CHALLENGE :: List all lines in the material below that contain "document".

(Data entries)
================
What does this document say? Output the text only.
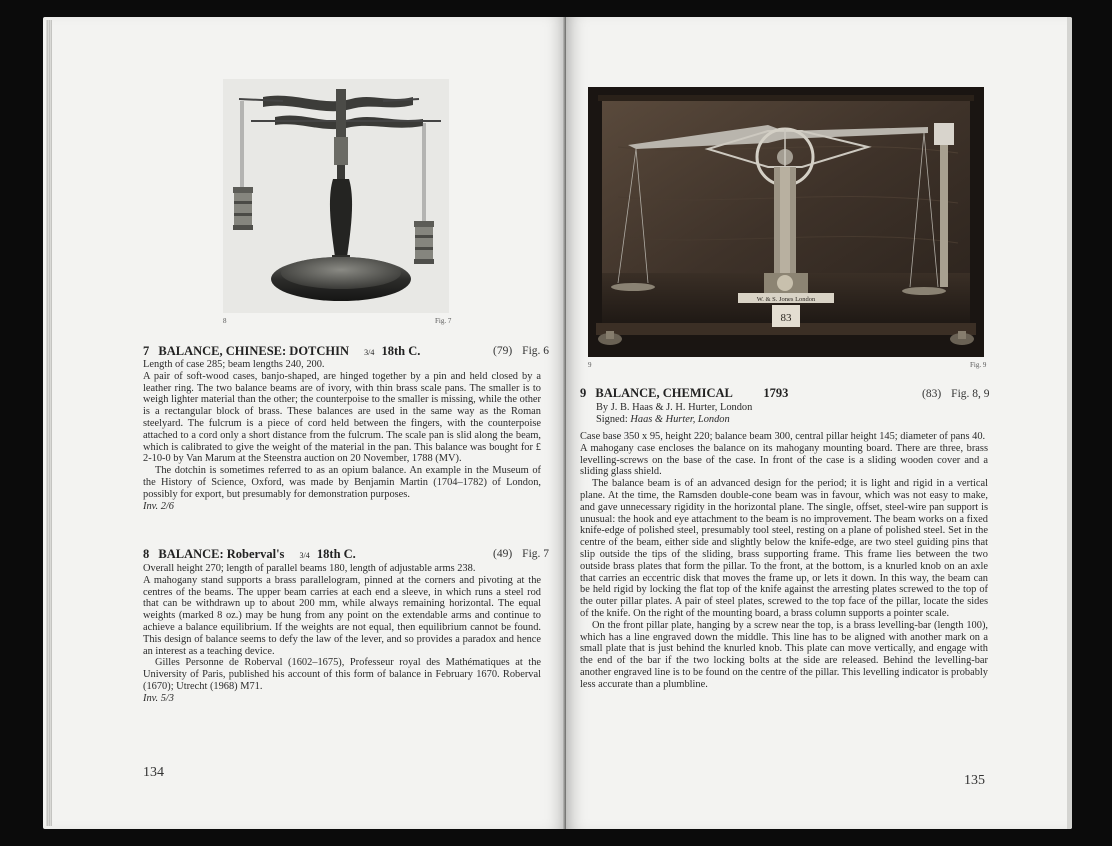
8	Fig. 7
7 BALANCE, CHINESE: DOTCHIN 3/4 18th C.	(79) Fig. 6

Length of case 285; beam lengths 240, 200.

A pair of soft-wood cases, banjo-shaped, are hinged together by a pin and held closed by a leather ring. The two balance beams are of ivory, with thin brass scale pans. The smaller is to weigh lighter material than the other; the counterpoise to the smaller is missing, while the other is a rectangular block of brass. These balances are used in the same way as the Roman steelyard. The fulcrum is a piece of cord held between the fingers, with the counterpoise attached to a cord only a short distance from the fulcrum. The scale pan is slid along the beam, which is calibrated to give the weight of the material in the pan. This balance was bought for £ 2-10-0 by Van Marum at the Steenstra auction on 20 November, 1788 (MV).

The dotchin is sometimes referred to as an opium balance. An example in the Museum of the History of Science, Oxford, was made by Benjamin Martin (1704–1782) of London, possibly for export, but presumably for demonstration purposes.

Inv. 2/6

8 BALANCE: Roberval's 3/4 18th C.	(49) Fig. 7

Overall height 270; length of parallel beams 180, length of adjustable arms 238.

A mahogany stand supports a brass parallelogram, pinned at the corners and pivoting at the centres of the beams. The upper beam carries at each end a sleeve, in which runs a steel rod that can be withdrawn up to about 200 mm, while always remaining horizontal. The equal weights (marked 8 oz.) may be hung from any point on the extendable arms and continue to achieve a balance equilibrium. If the weights are not equal, then equilibrium cannot be found. This design of balance seems to defy the law of the lever, and so provides a paradox and hence an interest as a teaching device.

Gilles Personne de Roberval (1602–1675), Professeur royal des Mathématiques at the University of Paris, published his account of this form of balance in February 1670. Roberval (1670); Utrecht (1968) M71.

Inv. 5/3

134
W. & S. Jones London
83
9	Fig. 9
9 BALANCE, CHEMICAL 1793	(83) Fig. 8, 9
By J. B. Haas & J. H. Hurter, London
Signed: Haas & Hurter, London

Case base 350 x 95, height 220; balance beam 300, central pillar height 145; diameter of pans 40.

A mahogany case encloses the balance on its mahogany mounting board. There are three, brass levelling-screws on the base of the case. In front of the case is a sliding wooden cover and a sliding glass shield.

The balance beam is of an advanced design for the period; it is light and rigid in a vertical plane. At the time, the Ramsden double-cone beam was in favour, which was not easy to make, and gave unnecessary rigidity in the horizontal plane. The single, offset, steel-wire pan support is unusual: the hook and eye attachment to the beam is no improvement. The beam works on a fixed knife-edge of polished steel, presumably tool steel, resting on a plane of polished steel. Set in the centre of the beam, either side and slightly below the knife-edge, are two steel guiding pins that slip outside the tips of the sliding, brass supporting frame. This frame lies between the two outside brass plates that form the pillar. To the front, at the bottom, is a knurled knob on an axle that carries an eccentric disk that moves the frame up, or lets it down. In this way, the beam can be held rigid by locking the flat top of the knife against the arresting plates screwed to the top of the outer pillar plates. A pair of steel plates, screwed to the top face of the pillar, locate the sides of the knife. On the right of the mounting board, a brass column supports a pointer scale.

On the front pillar plate, hanging by a screw near the top, is a brass levelling-bar (length 100), which has a line engraved down the middle. This line has to be aligned with another mark on a small plate that is just behind the knurled knob. This plate can move vertically, and engage with the end of the bar if the two locking bolts at the side are released. Behind the levelling-bar another engraved line is to be found on the centre of the pillar. This levelling indicator is probably less accurate than a plumbline.

135
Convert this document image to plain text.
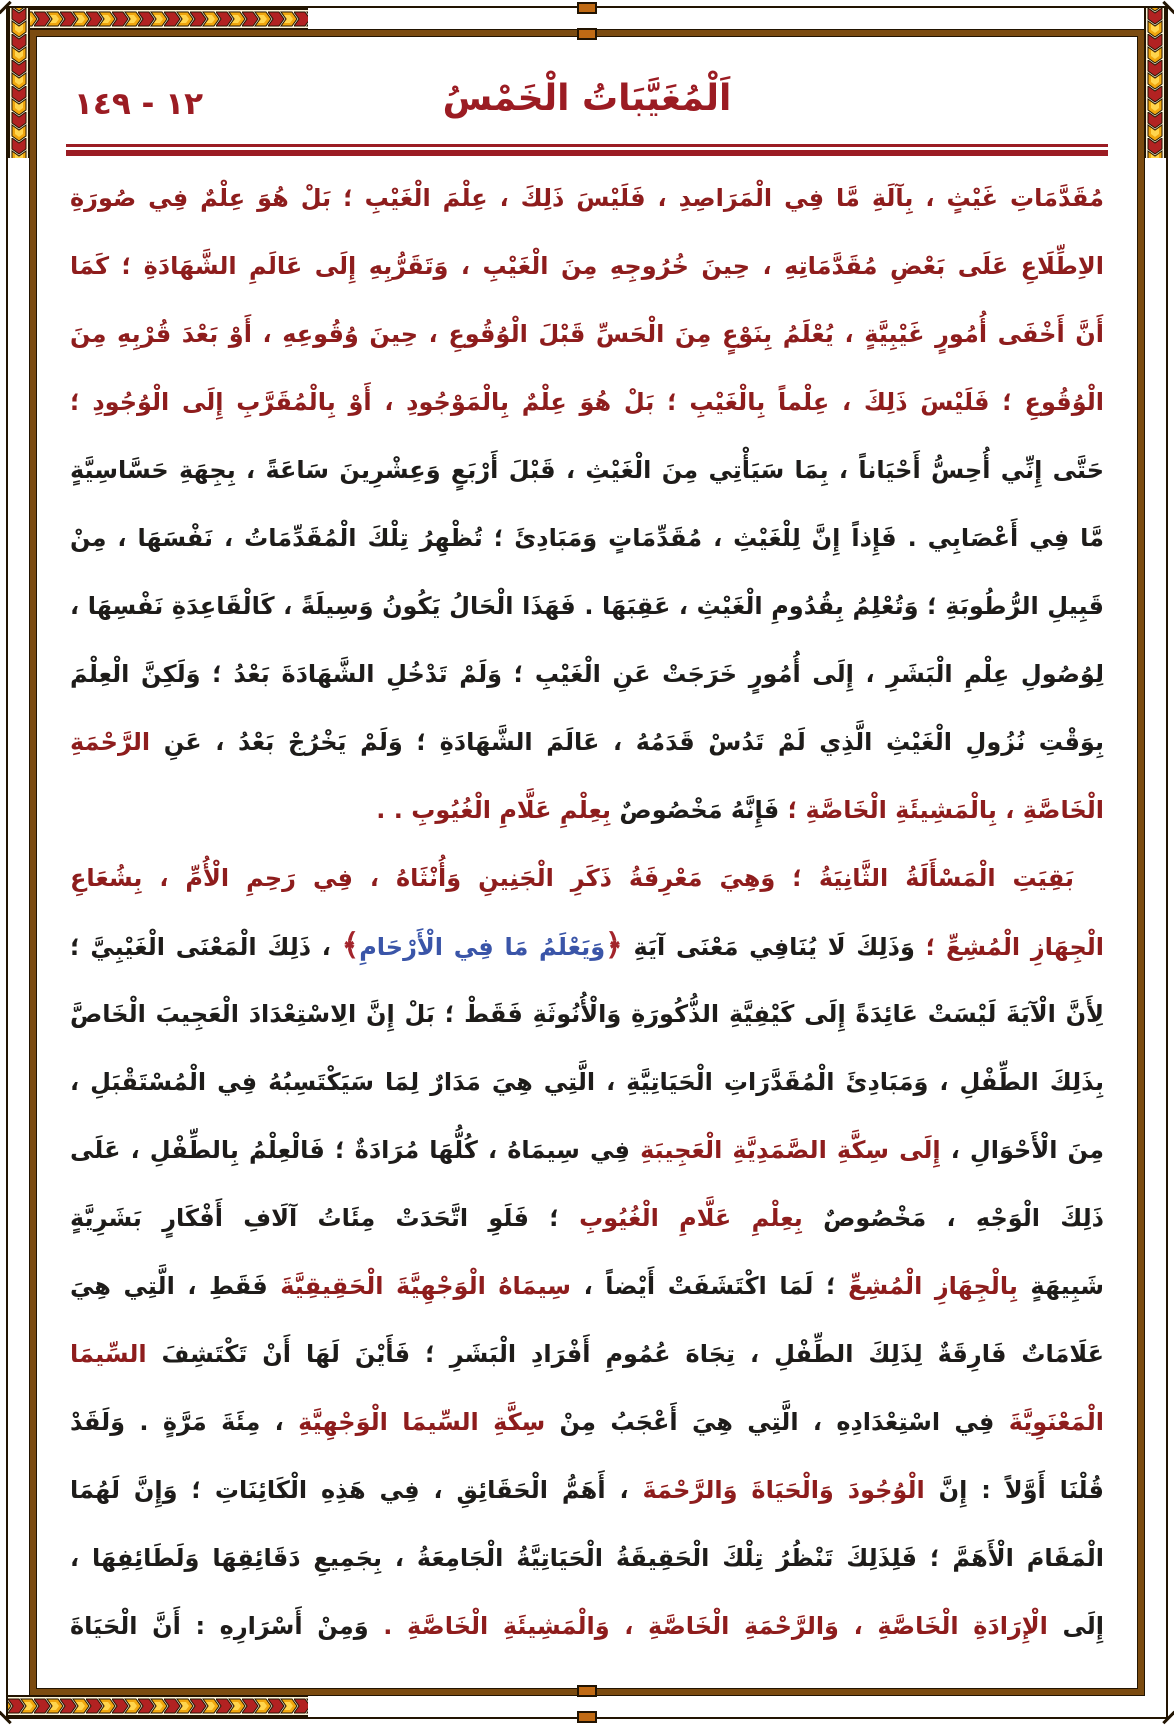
١٢ - ١٤٩	اَلْمُغَيَّبَاتُ الْخَمْسُ
مُقَدَّمَاتِ غَيْثٍ ، بِآلَةِ مَّا فِي الْمَرَاصِدِ ، فَلَيْسَ ذَلِكَ ، عِلْمَ الْغَيْبِ ؛ بَلْ هُوَ عِلْمٌ فِي صُورَةِ
الاِطِّلَاعِ عَلَى بَعْضِ مُقَدَّمَاتِهِ ، حِينَ خُرُوجِهِ مِنَ الْغَيْبِ ، وَتَقَرُّبِهِ إِلَى عَالَمِ الشَّهَادَةِ ؛ كَمَا
أَنَّ أَخْفَى أُمُورٍ غَيْبِيَّةٍ ، يُعْلَمُ بِنَوْعٍ مِنَ الْحَسِّ قَبْلَ الْوُقُوعِ ، حِينَ وُقُوعِهِ ، أَوْ بَعْدَ قُرْبِهِ مِنَ
الْوُقُوعِ ؛ فَلَيْسَ ذَلِكَ ، عِلْماً بِالْغَيْبِ ؛ بَلْ هُوَ عِلْمٌ بِالْمَوْجُودِ ، أَوْ بِالْمُقَرَّبِ إِلَى الْوُجُودِ ؛
حَتَّى إِنِّي أُحِسُّ أَحْيَاناً ، بِمَا سَيَأْتِي مِنَ الْغَيْثِ ، قَبْلَ أَرْبَعٍ وَعِشْرِينَ سَاعَةً ، بِجِهَةِ حَسَّاسِيَّةٍ
مَّا فِي أَعْصَابِي . فَإِذاً إِنَّ لِلْغَيْثِ ، مُقَدِّمَاتٍ وَمَبَادِئَ ؛ تُظْهِرُ تِلْكَ الْمُقَدِّمَاتُ ، نَفْسَهَا ، مِنْ
قَبِيلِ الرُّطُوبَةِ ؛ وَتُعْلِمُ بِقُدُومِ الْغَيْثِ ، عَقِبَهَا . فَهَذَا الْحَالُ يَكُونُ وَسِيلَةً ، كَالْقَاعِدَةِ نَفْسِهَا ،
لِوُصُولِ عِلْمِ الْبَشَرِ ، إِلَى أُمُورٍ خَرَجَتْ عَنِ الْغَيْبِ ؛ وَلَمْ تَدْخُلِ الشَّهَادَةَ بَعْدُ ؛ وَلَكِنَّ الْعِلْمَ
بِوَقْتِ نُزُولِ الْغَيْثِ الَّذِي لَمْ تَدُسْ قَدَمُهُ ، عَالَمَ الشَّهَادَةِ ؛ وَلَمْ يَخْرُجْ بَعْدُ ، عَنِ الرَّحْمَةِ
الْخَاصَّةِ ، بِالْمَشِيئَةِ الْخَاصَّةِ ؛ فَإِنَّهُ مَخْصُوصٌ بِعِلْمِ عَلَّامِ الْغُيُوبِ . .
بَقِيَتِ الْمَسْأَلَةُ الثَّانِيَةُ ؛ وَهِيَ مَعْرِفَةُ ذَكَرِ الْجَنِينِ وَأُنْثَاهُ ، فِي رَحِمِ الْأُمِّ ، بِشُعَاعِ
الْجِهَازِ الْمُشِعِّ ؛ وَذَلِكَ لَا يُنَافِي مَعْنَى آيَةِ ﴿وَيَعْلَمُ مَا فِي الْأَرْحَامِ﴾ ، ذَلِكَ الْمَعْنَى الْغَيْبِيَّ ؛
لِأَنَّ الْآيَةَ لَيْسَتْ عَائِدَةً إِلَى كَيْفِيَّةِ الذُّكُورَةِ وَالْأُنُوثَةِ فَقَطْ ؛ بَلْ إِنَّ الِاسْتِعْدَادَ الْعَجِيبَ الْخَاصَّ
بِذَلِكَ الطِّفْلِ ، وَمَبَادِئَ الْمُقَدَّرَاتِ الْحَيَاتِيَّةِ ، الَّتِي هِيَ مَدَارٌ لِمَا سَيَكْتَسِبُهُ فِي الْمُسْتَقْبَلِ ،
مِنَ الْأَحْوَالِ ، إِلَى سِكَّةِ الصَّمَدِيَّةِ الْعَجِيبَةِ فِي سِيمَاهُ ، كُلُّهَا مُرَادَةٌ ؛ فَالْعِلْمُ بِالطِّفْلِ ، عَلَى
ذَلِكَ الْوَجْهِ ، مَخْصُوصٌ بِعِلْمِ عَلَّامِ الْغُيُوبِ ؛ فَلَوِ اتَّحَدَتْ مِئَاتُ آلَافِ أَفْكَارٍ بَشَرِيَّةٍ
شَبِيهَةٍ بِالْجِهَازِ الْمُشِعِّ ؛ لَمَا اكْتَشَفَتْ أَيْضاً ، سِيمَاهُ الْوَجْهِيَّةَ الْحَقِيقِيَّةَ فَقَطِ ، الَّتِي هِيَ
عَلَامَاتٌ فَارِقَةٌ لِذَلِكَ الطِّفْلِ ، تِجَاهَ عُمُومِ أَفْرَادِ الْبَشَرِ ؛ فَأَيْنَ لَهَا أَنْ تَكْتَشِفَ السِّيمَا
الْمَعْنَوِيَّةَ فِي اسْتِعْدَادِهِ ، الَّتِي هِيَ أَعْجَبُ مِنْ سِكَّةِ السِّيمَا الْوَجْهِيَّةِ ، مِئَةَ مَرَّةٍ . وَلَقَدْ
قُلْنَا أَوَّلاً : إِنَّ الْوُجُودَ وَالْحَيَاةَ وَالرَّحْمَةَ ، أَهَمُّ الْحَقَائِقِ ، فِي هَذِهِ الْكَائِنَاتِ ؛ وَإِنَّ لَهُمَا
الْمَقَامَ الْأَهَمَّ ؛ فَلِذَلِكَ تَنْظُرُ تِلْكَ الْحَقِيقَةُ الْحَيَاتِيَّةُ الْجَامِعَةُ ، بِجَمِيعِ دَقَائِقِهَا وَلَطَائِفِهَا ،
إِلَى الْإِرَادَةِ الْخَاصَّةِ ، وَالرَّحْمَةِ الْخَاصَّةِ ، وَالْمَشِيئَةِ الْخَاصَّةِ . وَمِنْ أَسْرَارِهِ : أَنَّ الْحَيَاةَ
================
REPLY ::
What does this document say? Output the text only.
Convert this document image to plain text.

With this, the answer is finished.